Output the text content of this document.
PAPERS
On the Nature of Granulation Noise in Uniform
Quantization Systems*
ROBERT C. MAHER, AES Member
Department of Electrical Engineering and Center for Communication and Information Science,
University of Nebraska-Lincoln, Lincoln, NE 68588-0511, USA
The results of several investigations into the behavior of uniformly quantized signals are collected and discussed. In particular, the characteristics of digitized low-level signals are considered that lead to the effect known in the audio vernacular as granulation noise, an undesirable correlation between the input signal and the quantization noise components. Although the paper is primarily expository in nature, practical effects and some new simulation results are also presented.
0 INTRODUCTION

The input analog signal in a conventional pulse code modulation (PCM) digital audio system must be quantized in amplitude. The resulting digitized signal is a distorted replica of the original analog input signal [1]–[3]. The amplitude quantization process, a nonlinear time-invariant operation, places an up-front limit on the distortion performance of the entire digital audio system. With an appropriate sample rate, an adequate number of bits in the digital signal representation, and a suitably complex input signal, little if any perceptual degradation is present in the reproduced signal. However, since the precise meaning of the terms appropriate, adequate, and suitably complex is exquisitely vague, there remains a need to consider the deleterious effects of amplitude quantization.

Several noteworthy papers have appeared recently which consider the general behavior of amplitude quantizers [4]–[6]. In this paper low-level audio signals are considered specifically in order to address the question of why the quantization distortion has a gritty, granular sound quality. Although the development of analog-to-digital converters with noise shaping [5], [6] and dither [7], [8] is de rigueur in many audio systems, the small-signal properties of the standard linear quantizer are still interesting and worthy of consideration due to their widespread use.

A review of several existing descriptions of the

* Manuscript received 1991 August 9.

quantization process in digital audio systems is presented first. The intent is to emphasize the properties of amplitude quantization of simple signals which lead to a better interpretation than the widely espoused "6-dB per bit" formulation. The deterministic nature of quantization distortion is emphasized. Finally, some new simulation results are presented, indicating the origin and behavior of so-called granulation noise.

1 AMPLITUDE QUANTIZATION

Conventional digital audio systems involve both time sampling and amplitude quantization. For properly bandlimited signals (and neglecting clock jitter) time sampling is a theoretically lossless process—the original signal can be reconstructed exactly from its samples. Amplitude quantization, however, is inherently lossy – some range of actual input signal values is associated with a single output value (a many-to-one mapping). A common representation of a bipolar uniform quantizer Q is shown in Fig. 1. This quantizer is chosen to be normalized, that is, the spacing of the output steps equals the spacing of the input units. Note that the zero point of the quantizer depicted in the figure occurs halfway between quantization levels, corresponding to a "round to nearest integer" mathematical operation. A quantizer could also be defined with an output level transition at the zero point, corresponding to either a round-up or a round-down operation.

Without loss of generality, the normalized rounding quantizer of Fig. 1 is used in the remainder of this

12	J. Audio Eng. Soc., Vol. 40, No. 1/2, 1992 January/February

::::

Your task is to reproduce the whole listing exactly.

Output the text content of this document.
PAPERS
On the Nature of Granulation Noise in Uniform
Quantization Systems*
ROBERT C. MAHER, AES Member
Department of Electrical Engineering and Center for Communication and Information Science,
University of Nebraska-Lincoln, Lincoln, NE 68588-0511, USA
The results of several investigations into the behavior of uniformly quantized signals are collected and discussed. In particular, the characteristics of digitized low-level signals are considered that lead to the effect known in the audio vernacular as granulation noise, an undesirable correlation between the input signal and the quantization noise components. Although the paper is primarily expository in nature, practical effects and some new simulation results are also presented.
0 INTRODUCTION

The input analog signal in a conventional pulse code modulation (PCM) digital audio system must be quantized in amplitude. The resulting digitized signal is a distorted replica of the original analog input signal [1]–[3]. The amplitude quantization process, a nonlinear time-invariant operation, places an up-front limit on the distortion performance of the entire digital audio system. With an appropriate sample rate, an adequate number of bits in the digital signal representation, and a suitably complex input signal, little if any perceptual degradation is present in the reproduced signal. However, since the precise meaning of the terms appropriate, adequate, and suitably complex is exquisitely vague, there remains a need to consider the deleterious effects of amplitude quantization.

Several noteworthy papers have appeared recently which consider the general behavior of amplitude quantizers [4]–[6]. In this paper low-level audio signals are considered specifically in order to address the question of why the quantization distortion has a gritty, granular sound quality. Although the development of analog-to-digital converters with noise shaping [5], [6] and dither [7], [8] is de rigueur in many audio systems, the small-signal properties of the standard linear quantizer are still interesting and worthy of consideration due to their widespread use.

A review of several existing descriptions of the

* Manuscript received 1991 August 9.

quantization process in digital audio systems is presented first. The intent is to emphasize the properties of amplitude quantization of simple signals which lead to a better interpretation than the widely espoused "6-dB per bit" formulation. The deterministic nature of quantization distortion is emphasized. Finally, some new simulation results are presented, indicating the origin and behavior of so-called granulation noise.

1 AMPLITUDE QUANTIZATION

Conventional digital audio systems involve both time sampling and amplitude quantization. For properly bandlimited signals (and neglecting clock jitter) time sampling is a theoretically lossless process—the original signal can be reconstructed exactly from its samples. Amplitude quantization, however, is inherently lossy – some range of actual input signal values is associated with a single output value (a many-to-one mapping). A common representation of a bipolar uniform quantizer Q is shown in Fig. 1. This quantizer is chosen to be normalized, that is, the spacing of the output steps equals the spacing of the input units. Note that the zero point of the quantizer depicted in the figure occurs halfway between quantization levels, corresponding to a "round to nearest integer" mathematical operation. A quantizer could also be defined with an output level transition at the zero point, corresponding to either a round-up or a round-down operation.

Without loss of generality, the normalized rounding quantizer of Fig. 1 is used in the remainder of this

12	J. Audio Eng. Soc., Vol. 40, No. 1/2, 1992 January/February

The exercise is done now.